- **Quoted text**
I. Kites that pull out kite cables to turn ground-based electric turbines

I1. Kite electricity in light winds

Wind turbines are now cost-efficient in windy regions. Unfortunately, much of the earth doesn't have a nearby windy region. One solution is to reach higher into the air for steadier and stronger wind power. Wind turbine towers can't quite reach that high. Kites can reach almost any altitude.

I2. Predecessor: putting propellers and turbines on kites

Makani Power and others have designed airplane-shaped kites with propeller-like wind turbines on their wings. The first problem with this design is launching the wind blades and electric turbines into the air in light winds. Second, in use the extra turbine weight and drag in the airstream requires the use of a heavier cable. Finally, if the kite ever crashes the airborne turbines will be destroyed, and that type of frequent loss would be expensive.

I3. Kites that pull out kite cables to turn ground-based electric turbines

My electricity-generating kite is a kite that alternatively pulls its kite string or cable outward, where the pulling motion turns a wheel that spins an electric turbine. Then the kite stops its pulling, retracts back to its original position, and this process repeats. The process vaguely resembles the use of tidal kites to generate electricity.

My kite is a ribbed sail that can turn crossways against the prevailing wind stream for maximum cable pull horsepower and can then turn lengthwise against the wind for low-energy retraction to its start. Two such kites operating in tandem can turn a single electric turbine to generate continuous electricity all day. The system can work offshore, well-anchored to the sea bottom in deep water, on a floating base of operations. It also works in almost any light-wind onshore environment.

The maximum amount of power delivered to the electric turbine is limited by the breaking strength of the kite's cable, multiplied by the wind speed aloft minus a slight inefficiency penalty for wind spill and for the kite's retraction phase. For example, a kite/parasail might be sized to pull the cable out at perhaps .3 meters per second below the upper air wind speed. If the air pushes the kite at a mere 1 meter per second (5.79 mph) and the test strength of the cable is 1000 kilograms (2200 pounds), then the reel is pulled around at 1000 newton-meters per second, or 1.3 horsepower. If the wind speed is 10 meters per second (33 m/sec), (20 mph), the reel is turned with 13 horsepower. Notice that the usable horsepower is rarely zero unless winds are almost completely calm. The kite generates at least some power most of the time that normal wind turbines are offline.

(Element position data)
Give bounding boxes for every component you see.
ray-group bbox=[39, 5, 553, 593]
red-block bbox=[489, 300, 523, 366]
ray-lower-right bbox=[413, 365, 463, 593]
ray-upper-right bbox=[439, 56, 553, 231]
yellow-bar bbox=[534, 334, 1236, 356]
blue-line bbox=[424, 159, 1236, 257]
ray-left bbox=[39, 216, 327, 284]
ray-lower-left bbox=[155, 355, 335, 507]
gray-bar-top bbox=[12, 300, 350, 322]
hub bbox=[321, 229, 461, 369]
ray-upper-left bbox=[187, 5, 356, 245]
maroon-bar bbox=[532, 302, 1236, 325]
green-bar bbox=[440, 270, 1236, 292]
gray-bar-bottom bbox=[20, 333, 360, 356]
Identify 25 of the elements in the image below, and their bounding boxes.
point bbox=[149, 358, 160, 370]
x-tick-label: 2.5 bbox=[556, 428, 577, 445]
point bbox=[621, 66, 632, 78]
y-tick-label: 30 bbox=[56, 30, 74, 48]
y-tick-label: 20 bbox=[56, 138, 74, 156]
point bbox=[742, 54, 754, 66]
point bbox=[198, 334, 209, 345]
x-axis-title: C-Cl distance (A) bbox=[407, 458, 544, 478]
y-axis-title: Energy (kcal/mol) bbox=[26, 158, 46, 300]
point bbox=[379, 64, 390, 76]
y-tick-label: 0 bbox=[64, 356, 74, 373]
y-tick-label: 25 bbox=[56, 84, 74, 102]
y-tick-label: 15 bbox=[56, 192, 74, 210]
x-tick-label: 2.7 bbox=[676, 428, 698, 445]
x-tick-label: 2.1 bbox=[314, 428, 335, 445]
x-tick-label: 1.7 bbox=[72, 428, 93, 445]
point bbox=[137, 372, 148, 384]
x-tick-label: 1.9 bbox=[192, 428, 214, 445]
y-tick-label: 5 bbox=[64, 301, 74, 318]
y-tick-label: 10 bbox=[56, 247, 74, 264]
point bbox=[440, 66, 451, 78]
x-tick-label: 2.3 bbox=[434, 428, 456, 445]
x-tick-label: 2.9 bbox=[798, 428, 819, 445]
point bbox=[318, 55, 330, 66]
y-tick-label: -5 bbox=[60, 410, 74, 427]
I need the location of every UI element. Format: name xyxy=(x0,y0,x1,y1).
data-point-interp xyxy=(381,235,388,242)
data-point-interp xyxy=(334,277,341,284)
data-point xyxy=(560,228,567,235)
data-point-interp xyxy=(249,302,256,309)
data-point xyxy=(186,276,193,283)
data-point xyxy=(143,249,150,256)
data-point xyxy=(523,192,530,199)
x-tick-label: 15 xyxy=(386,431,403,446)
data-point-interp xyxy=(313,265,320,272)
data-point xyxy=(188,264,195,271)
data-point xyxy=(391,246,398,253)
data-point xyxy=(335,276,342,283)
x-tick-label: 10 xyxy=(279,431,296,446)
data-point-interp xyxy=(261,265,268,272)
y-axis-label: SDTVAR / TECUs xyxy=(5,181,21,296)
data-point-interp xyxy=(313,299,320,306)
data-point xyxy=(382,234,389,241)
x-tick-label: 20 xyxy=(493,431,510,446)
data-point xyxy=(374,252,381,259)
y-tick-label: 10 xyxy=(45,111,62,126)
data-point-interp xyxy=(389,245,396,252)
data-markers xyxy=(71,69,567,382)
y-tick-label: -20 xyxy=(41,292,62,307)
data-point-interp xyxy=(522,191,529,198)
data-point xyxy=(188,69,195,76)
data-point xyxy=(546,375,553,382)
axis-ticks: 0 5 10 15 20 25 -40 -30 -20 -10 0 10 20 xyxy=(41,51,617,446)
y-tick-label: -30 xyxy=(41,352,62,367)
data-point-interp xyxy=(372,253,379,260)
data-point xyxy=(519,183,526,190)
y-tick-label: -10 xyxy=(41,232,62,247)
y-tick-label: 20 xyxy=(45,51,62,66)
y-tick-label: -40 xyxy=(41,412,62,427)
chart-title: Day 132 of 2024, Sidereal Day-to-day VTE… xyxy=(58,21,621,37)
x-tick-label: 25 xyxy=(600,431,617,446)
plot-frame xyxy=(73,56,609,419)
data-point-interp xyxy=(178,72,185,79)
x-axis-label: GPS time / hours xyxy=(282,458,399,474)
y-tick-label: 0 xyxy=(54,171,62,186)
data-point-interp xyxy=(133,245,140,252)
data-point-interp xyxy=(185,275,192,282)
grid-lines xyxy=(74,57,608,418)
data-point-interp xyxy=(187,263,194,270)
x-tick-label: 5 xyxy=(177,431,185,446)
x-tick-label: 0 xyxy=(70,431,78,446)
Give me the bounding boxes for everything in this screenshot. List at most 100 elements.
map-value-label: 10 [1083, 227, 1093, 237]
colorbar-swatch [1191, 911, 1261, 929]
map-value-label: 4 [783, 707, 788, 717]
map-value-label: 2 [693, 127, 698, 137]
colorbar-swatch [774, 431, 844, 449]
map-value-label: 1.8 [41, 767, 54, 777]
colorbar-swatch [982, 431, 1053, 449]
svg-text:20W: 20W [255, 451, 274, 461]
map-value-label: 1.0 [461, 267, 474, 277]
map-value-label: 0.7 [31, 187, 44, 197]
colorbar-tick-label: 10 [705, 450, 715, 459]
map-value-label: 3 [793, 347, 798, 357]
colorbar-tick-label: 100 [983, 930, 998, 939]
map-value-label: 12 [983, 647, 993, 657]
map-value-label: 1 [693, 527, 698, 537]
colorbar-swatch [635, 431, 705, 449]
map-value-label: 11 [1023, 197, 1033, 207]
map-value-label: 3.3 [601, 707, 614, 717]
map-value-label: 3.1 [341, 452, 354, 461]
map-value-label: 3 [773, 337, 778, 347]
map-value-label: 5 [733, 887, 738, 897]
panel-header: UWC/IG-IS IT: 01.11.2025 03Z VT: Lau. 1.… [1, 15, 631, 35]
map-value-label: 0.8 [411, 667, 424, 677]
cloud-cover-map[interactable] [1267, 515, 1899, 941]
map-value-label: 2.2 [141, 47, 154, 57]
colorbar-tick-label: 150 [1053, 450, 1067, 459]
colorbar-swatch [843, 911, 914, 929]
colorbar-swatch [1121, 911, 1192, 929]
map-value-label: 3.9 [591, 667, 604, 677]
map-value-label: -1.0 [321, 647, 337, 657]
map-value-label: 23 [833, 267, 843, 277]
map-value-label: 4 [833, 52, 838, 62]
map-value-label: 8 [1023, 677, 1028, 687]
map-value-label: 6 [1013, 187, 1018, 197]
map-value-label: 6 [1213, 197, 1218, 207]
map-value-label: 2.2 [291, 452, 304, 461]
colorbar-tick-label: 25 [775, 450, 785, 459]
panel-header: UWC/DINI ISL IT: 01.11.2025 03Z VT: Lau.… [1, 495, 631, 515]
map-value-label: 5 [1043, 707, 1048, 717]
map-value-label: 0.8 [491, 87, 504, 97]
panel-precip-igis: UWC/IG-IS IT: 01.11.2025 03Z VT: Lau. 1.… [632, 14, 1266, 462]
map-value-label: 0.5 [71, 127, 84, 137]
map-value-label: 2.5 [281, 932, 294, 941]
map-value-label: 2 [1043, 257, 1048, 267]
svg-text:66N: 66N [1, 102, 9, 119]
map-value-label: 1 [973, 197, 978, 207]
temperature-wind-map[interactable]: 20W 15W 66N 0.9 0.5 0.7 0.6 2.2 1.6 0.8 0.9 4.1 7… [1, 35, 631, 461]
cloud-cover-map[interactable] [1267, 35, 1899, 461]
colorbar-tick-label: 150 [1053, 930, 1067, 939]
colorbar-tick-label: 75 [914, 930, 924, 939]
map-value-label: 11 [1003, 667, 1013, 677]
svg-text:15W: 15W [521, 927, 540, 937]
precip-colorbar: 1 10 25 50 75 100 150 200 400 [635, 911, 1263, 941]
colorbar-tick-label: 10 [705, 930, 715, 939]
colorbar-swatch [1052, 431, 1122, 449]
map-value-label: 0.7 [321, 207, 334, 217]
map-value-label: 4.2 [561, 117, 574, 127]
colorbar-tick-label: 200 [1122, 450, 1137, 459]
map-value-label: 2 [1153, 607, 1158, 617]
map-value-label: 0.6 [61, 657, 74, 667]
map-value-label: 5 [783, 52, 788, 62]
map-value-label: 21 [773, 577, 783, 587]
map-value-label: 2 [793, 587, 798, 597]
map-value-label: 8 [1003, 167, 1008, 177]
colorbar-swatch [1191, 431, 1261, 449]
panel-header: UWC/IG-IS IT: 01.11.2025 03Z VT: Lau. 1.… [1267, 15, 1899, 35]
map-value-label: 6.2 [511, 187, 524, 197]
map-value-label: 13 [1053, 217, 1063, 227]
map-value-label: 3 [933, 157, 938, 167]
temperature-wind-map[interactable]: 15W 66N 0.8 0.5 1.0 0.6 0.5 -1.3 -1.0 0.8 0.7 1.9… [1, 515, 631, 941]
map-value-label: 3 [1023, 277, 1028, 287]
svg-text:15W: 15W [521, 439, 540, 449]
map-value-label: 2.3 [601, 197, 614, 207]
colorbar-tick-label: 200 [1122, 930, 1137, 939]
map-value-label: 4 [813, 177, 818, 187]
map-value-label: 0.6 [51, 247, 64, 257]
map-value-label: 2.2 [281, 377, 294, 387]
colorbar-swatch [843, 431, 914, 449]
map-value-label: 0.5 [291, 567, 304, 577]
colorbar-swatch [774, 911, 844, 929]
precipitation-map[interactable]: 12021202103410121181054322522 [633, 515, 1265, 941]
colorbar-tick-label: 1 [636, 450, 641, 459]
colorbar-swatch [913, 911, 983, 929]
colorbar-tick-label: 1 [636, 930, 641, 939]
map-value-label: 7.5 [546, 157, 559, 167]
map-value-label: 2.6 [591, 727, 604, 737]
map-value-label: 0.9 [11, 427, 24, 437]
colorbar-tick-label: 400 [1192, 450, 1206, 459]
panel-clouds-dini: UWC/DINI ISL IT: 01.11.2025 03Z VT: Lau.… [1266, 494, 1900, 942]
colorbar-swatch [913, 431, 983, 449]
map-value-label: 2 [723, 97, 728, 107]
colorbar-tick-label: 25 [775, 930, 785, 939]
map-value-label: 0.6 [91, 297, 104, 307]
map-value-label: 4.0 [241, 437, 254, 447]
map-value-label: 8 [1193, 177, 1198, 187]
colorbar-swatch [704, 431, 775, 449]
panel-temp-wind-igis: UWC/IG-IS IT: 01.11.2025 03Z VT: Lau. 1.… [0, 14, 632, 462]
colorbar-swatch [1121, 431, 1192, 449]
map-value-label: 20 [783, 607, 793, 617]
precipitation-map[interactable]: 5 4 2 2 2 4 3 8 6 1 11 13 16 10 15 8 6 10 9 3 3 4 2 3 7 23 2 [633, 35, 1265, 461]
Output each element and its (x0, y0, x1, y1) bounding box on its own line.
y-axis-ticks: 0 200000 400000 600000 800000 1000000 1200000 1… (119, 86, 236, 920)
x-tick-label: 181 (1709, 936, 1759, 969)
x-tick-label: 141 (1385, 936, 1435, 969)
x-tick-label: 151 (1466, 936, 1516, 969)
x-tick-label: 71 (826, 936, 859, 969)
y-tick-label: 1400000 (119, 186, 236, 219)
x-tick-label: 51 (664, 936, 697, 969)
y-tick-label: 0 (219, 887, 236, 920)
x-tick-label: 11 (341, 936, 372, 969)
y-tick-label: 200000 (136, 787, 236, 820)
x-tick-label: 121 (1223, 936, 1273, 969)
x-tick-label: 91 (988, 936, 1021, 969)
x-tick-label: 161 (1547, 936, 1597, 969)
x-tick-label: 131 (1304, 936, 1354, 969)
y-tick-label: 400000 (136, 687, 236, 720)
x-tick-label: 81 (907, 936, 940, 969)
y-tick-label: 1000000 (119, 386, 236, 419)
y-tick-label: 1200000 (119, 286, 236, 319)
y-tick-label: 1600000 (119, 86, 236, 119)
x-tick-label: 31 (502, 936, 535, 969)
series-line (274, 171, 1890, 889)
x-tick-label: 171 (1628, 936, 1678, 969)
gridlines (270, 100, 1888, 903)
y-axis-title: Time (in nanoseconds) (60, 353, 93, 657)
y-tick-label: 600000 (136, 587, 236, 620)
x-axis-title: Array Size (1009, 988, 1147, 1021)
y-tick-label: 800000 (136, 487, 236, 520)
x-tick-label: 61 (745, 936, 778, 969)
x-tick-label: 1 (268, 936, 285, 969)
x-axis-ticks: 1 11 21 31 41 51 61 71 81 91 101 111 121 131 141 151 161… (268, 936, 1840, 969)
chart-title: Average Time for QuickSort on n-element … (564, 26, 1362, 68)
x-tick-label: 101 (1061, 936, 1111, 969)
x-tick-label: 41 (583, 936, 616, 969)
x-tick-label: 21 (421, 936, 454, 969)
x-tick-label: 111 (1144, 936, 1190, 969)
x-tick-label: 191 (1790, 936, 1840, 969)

- **Written instruction**
Reproduce word for word the part of the kite power text above that begins at "I2. Predecessor: putting" and stops after "would be expensive.".

- **Output below**
I2. Predecessor: putting propellers and turbines on kites

Makani Power and others have designed airplane-shaped kites with propeller-like wind turbines on their wings. The first problem with this design is launching the wind blades and electric turbines into the air in light winds. Second, in use the extra turbine weight and drag in the airstream requires the use of a heavier cable. Finally, if the kite ever crashes the airborne turbines will be destroyed, and that type of frequent loss would be expensive.